Auf der Jahrestagung des Weltwirtschaftsforums in Davos erklärte von der Leyen, die EU plane eine „massive europäische Investitionsoffensive“ in Grönland. Damit will sie die Sicherheit in der Arktis stärken.
EU-Kommissionspräsidentin Ursula von der Leyen besucht am Sonntag und Montag Grönland. Der Staatenverbund will damit zeigen, dass er die Insel weiterhin unterstützt – trotz der wiederholten Forderungen von US-Präsident Donald Trump, die Vereinigten Staaten sollten Grönland erwerben.
Im Rahmen der Reise soll von der Leyen am Montag eine gemeinsame Erklärung zwischen der EU und dem dänischen Selbstverwaltungsgebiet Grönland unterzeichnen.
Seit seiner Rückkehr ins Weiße Haus im Januar vergangenen Jahres behauptet Trump, die USA müssten aus Gründen der „nationalen Sicherheit“ die Kontrolle über Grönland übernehmen. Andernfalls würden sich seiner Ansicht nach China oder Russland die Insel sichern.
Von der Leyen und der Präsident des Europäischen Rates, António Costa, veröffentlichten im Januar eine gemeinsame Erklärung. Darin betonten sie die Bedeutung von „territorialer Integrität und Souveränität“ und erklärten, die EU stehe „in voller Solidarität mit Dänemark und der Bevölkerung Grönlands“.
Auf der Jahrestagung des Weltwirtschaftsforums in Davos sagte von der Leyen in diesem Jahr, die EU bereite zudem einen „massiven europäischen Investitionsschub“ in Grönland vor. Damit solle die Sicherheit im Arktisraum gestärkt werden.

_VORLIEGENDES MATERIAL_:
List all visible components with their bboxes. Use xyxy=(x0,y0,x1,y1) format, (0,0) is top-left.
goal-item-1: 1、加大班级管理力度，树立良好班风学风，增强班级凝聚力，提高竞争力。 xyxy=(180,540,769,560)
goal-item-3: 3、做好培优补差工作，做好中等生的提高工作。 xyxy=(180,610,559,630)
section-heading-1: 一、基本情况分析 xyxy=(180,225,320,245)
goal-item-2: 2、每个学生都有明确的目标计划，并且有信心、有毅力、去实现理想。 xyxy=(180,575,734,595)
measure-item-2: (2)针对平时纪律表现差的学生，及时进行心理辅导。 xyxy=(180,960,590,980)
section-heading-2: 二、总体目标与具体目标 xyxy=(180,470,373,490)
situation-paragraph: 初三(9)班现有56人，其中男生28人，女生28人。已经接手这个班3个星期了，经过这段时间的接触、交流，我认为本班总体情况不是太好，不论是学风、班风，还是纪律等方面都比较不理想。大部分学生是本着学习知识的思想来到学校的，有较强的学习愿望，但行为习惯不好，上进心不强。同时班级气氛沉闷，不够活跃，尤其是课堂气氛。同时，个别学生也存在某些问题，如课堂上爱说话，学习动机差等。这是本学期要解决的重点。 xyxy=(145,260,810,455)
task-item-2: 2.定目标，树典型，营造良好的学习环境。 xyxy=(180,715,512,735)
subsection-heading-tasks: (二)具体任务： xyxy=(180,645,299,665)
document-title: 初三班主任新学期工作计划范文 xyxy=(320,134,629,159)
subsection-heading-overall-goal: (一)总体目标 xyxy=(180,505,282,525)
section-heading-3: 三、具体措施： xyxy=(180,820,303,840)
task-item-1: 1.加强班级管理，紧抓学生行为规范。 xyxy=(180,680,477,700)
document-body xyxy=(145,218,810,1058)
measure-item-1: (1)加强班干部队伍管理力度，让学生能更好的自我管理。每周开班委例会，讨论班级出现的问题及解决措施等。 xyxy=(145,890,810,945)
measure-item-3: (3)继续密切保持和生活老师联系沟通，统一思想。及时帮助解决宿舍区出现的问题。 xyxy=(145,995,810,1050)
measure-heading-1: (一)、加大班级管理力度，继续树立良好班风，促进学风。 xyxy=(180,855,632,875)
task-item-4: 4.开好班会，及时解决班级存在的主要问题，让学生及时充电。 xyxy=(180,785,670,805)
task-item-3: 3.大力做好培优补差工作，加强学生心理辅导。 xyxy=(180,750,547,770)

_AUFGABE_: Schreiben Sie aus dem Text über von der Leyens Grönland-Besuch wortgetreu den Abschnitt ab, der mit den Worten um „Im Rahmen der“ beginnt und mit „die Insel sichern.“ schließt.

_LÖSUNG_:
Im Rahmen der Reise soll von der Leyen am Montag eine gemeinsame Erklärung zwischen der EU und dem dänischen Selbstverwaltungsgebiet Grönland unterzeichnen.
Seit seiner Rückkehr ins Weiße Haus im Januar vergangenen Jahres behauptet Trump, die USA müssten aus Gründen der „nationalen Sicherheit“ die Kontrolle über Grönland übernehmen. Andernfalls würden sich seiner Ansicht nach China oder Russland die Insel sichern.